DATA FOR PROCESSING
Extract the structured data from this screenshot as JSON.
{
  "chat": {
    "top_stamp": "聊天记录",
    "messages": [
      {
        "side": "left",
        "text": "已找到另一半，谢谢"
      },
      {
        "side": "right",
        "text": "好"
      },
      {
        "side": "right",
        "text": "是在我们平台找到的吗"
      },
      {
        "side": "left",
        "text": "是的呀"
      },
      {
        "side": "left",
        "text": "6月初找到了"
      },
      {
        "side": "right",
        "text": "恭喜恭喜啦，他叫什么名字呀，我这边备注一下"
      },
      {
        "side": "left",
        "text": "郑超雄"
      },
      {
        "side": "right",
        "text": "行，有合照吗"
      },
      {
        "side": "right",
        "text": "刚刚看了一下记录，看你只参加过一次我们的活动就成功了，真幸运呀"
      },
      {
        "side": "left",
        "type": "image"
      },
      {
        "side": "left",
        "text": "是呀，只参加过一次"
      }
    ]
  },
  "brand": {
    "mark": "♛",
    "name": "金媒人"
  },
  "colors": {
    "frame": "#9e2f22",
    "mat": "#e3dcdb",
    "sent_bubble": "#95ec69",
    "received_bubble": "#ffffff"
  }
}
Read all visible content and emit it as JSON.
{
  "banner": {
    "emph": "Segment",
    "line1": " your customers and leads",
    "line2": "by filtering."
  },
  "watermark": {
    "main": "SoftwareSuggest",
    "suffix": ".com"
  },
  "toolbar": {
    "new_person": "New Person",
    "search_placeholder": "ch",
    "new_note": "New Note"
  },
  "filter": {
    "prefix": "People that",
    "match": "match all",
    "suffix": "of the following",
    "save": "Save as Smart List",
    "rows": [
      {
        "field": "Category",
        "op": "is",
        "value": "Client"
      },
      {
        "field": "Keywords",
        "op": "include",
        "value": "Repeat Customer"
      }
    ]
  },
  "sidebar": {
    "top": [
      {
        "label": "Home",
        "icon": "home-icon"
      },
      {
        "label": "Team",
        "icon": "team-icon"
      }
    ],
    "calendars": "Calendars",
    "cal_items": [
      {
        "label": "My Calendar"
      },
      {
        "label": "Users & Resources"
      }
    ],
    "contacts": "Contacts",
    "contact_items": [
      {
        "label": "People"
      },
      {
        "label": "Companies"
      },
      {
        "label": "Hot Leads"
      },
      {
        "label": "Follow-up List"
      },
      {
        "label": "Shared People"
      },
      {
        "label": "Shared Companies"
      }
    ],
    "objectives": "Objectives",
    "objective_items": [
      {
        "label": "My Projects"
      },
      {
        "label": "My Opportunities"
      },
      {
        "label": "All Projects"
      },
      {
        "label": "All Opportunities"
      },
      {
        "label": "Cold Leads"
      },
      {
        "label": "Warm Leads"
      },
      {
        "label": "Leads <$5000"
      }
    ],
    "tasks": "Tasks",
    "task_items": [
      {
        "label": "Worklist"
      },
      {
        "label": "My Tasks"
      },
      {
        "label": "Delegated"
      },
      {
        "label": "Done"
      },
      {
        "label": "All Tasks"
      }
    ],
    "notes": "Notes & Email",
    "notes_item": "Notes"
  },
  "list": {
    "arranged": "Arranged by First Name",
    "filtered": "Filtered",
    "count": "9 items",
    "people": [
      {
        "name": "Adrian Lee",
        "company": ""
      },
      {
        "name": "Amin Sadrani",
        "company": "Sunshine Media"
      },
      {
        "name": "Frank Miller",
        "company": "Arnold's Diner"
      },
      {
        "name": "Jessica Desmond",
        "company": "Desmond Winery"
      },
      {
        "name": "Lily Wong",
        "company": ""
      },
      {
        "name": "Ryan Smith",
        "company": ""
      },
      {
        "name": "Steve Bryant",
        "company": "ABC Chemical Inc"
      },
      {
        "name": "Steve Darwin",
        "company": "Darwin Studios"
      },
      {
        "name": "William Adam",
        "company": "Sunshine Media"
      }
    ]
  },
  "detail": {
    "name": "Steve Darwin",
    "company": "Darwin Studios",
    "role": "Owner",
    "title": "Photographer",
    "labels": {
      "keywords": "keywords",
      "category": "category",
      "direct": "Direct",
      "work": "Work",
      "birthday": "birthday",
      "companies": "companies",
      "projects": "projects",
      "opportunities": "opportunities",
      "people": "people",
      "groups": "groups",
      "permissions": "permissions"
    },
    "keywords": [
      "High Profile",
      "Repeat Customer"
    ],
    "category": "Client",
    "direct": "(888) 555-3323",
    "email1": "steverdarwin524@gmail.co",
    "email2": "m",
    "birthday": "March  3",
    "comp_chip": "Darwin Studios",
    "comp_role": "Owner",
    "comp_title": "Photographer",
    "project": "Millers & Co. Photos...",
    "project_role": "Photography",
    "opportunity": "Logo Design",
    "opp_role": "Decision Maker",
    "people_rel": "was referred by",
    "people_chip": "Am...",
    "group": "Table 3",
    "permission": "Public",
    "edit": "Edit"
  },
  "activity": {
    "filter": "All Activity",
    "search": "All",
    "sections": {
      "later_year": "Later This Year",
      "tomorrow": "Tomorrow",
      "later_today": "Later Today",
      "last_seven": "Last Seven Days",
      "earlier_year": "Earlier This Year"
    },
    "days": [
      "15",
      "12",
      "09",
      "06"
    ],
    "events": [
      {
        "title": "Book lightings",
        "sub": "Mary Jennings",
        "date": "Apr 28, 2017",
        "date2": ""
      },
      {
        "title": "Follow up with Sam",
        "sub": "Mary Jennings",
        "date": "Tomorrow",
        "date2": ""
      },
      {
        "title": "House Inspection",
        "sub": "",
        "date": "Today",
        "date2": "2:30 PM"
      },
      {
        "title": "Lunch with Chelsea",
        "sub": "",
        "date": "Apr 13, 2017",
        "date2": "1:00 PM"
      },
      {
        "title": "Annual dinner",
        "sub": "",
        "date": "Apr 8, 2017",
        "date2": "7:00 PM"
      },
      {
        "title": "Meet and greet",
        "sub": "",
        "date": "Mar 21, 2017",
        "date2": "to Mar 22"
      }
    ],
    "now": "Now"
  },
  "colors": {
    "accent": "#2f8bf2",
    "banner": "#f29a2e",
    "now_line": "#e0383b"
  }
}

TASK INSTRUCTIONS
Extract all lines as given.

COMPLETE OUTPUT
Extract the structured data from this screenshot as JSON.
{
  "chat": {
    "top_stamp": "聊天记录",
    "messages": [
      {
        "side": "left",
        "text": "已找到另一半，谢谢"
      },
      {
        "side": "right",
        "text": "好"
      },
      {
        "side": "right",
        "text": "是在我们平台找到的吗"
      },
      {
        "side": "left",
        "text": "是的呀"
      },
      {
        "side": "left",
        "text": "6月初找到了"
      },
      {
        "side": "right",
        "text": "恭喜恭喜啦，他叫什么名字呀，我这边备注一下"
      },
      {
        "side": "left",
        "text": "郑超雄"
      },
      {
        "side": "right",
        "text": "行，有合照吗"
      },
      {
        "side": "right",
        "text": "刚刚看了一下记录，看你只参加过一次我们的活动就成功了，真幸运呀"
      },
      {
        "side": "left",
        "type": "image"
      },
      {
        "side": "left",
        "text": "是呀，只参加过一次"
      }
    ]
  },
  "brand": {
    "mark": "♛",
    "name": "金媒人"
  },
  "colors": {
    "frame": "#9e2f22",
    "mat": "#e3dcdb",
    "sent_bubble": "#95ec69",
    "received_bubble": "#ffffff"
  }
}
Read all visible content and emit it as JSON.
{
  "banner": {
    "emph": "Segment",
    "line1": " your customers and leads",
    "line2": "by filtering."
  },
  "watermark": {
    "main": "SoftwareSuggest",
    "suffix": ".com"
  },
  "toolbar": {
    "new_person": "New Person",
    "search_placeholder": "ch",
    "new_note": "New Note"
  },
  "filter": {
    "prefix": "People that",
    "match": "match all",
    "suffix": "of the following",
    "save": "Save as Smart List",
    "rows": [
      {
        "field": "Category",
        "op": "is",
        "value": "Client"
      },
      {
        "field": "Keywords",
        "op": "include",
        "value": "Repeat Customer"
      }
    ]
  },
  "sidebar": {
    "top": [
      {
        "label": "Home",
        "icon": "home-icon"
      },
      {
        "label": "Team",
        "icon": "team-icon"
      }
    ],
    "calendars": "Calendars",
    "cal_items": [
      {
        "label": "My Calendar"
      },
      {
        "label": "Users & Resources"
      }
    ],
    "contacts": "Contacts",
    "contact_items": [
      {
        "label": "People"
      },
      {
        "label": "Companies"
      },
      {
        "label": "Hot Leads"
      },
      {
        "label": "Follow-up List"
      },
      {
        "label": "Shared People"
      },
      {
        "label": "Shared Companies"
      }
    ],
    "objectives": "Objectives",
    "objective_items": [
      {
        "label": "My Projects"
      },
      {
        "label": "My Opportunities"
      },
      {
        "label": "All Projects"
      },
      {
        "label": "All Opportunities"
      },
      {
        "label": "Cold Leads"
      },
      {
        "label": "Warm Leads"
      },
      {
        "label": "Leads <$5000"
      }
    ],
    "tasks": "Tasks",
    "task_items": [
      {
        "label": "Worklist"
      },
      {
        "label": "My Tasks"
      },
      {
        "label": "Delegated"
      },
      {
        "label": "Done"
      },
      {
        "label": "All Tasks"
      }
    ],
    "notes": "Notes & Email",
    "notes_item": "Notes"
  },
  "list": {
    "arranged": "Arranged by First Name",
    "filtered": "Filtered",
    "count": "9 items",
    "people": [
      {
        "name": "Adrian Lee",
        "company": ""
      },
      {
        "name": "Amin Sadrani",
        "company": "Sunshine Media"
      },
      {
        "name": "Frank Miller",
        "company": "Arnold's Diner"
      },
      {
        "name": "Jessica Desmond",
        "company": "Desmond Winery"
      },
      {
        "name": "Lily Wong",
        "company": ""
      },
      {
        "name": "Ryan Smith",
        "company": ""
      },
      {
        "name": "Steve Bryant",
        "company": "ABC Chemical Inc"
      },
      {
        "name": "Steve Darwin",
        "company": "Darwin Studios"
      },
      {
        "name": "William Adam",
        "company": "Sunshine Media"
      }
    ]
  },
  "detail": {
    "name": "Steve Darwin",
    "company": "Darwin Studios",
    "role": "Owner",
    "title": "Photographer",
    "labels": {
      "keywords": "keywords",
      "category": "category",
      "direct": "Direct",
      "work": "Work",
      "birthday": "birthday",
      "companies": "companies",
      "projects": "projects",
      "opportunities": "opportunities",
      "people": "people",
      "groups": "groups",
      "permissions": "permissions"
    },
    "keywords": [
      "High Profile",
      "Repeat Customer"
    ],
    "category": "Client",
    "direct": "(888) 555-3323",
    "email1": "steverdarwin524@gmail.co",
    "email2": "m",
    "birthday": "March  3",
    "comp_chip": "Darwin Studios",
    "comp_role": "Owner",
    "comp_title": "Photographer",
    "project": "Millers & Co. Photos...",
    "project_role": "Photography",
    "opportunity": "Logo Design",
    "opp_role": "Decision Maker",
    "people_rel": "was referred by",
    "people_chip": "Am...",
    "group": "Table 3",
    "permission": "Public",
    "edit": "Edit"
  },
  "activity": {
    "filter": "All Activity",
    "search": "All",
    "sections": {
      "later_year": "Later This Year",
      "tomorrow": "Tomorrow",
      "later_today": "Later Today",
      "last_seven": "Last Seven Days",
      "earlier_year": "Earlier This Year"
    },
    "days": [
      "15",
      "12",
      "09",
      "06"
    ],
    "events": [
      {
        "title": "Book lightings",
        "sub": "Mary Jennings",
        "date": "Apr 28, 2017",
        "date2": ""
      },
      {
        "title": "Follow up with Sam",
        "sub": "Mary Jennings",
        "date": "Tomorrow",
        "date2": ""
      },
      {
        "title": "House Inspection",
        "sub": "",
        "date": "Today",
        "date2": "2:30 PM"
      },
      {
        "title": "Lunch with Chelsea",
        "sub": "",
        "date": "Apr 13, 2017",
        "date2": "1:00 PM"
      },
      {
        "title": "Annual dinner",
        "sub": "",
        "date": "Apr 8, 2017",
        "date2": "7:00 PM"
      },
      {
        "title": "Meet and greet",
        "sub": "",
        "date": "Mar 21, 2017",
        "date2": "to Mar 22"
      }
    ],
    "now": "Now"
  },
  "colors": {
    "accent": "#2f8bf2",
    "banner": "#f29a2e",
    "now_line": "#e0383b"
  }
}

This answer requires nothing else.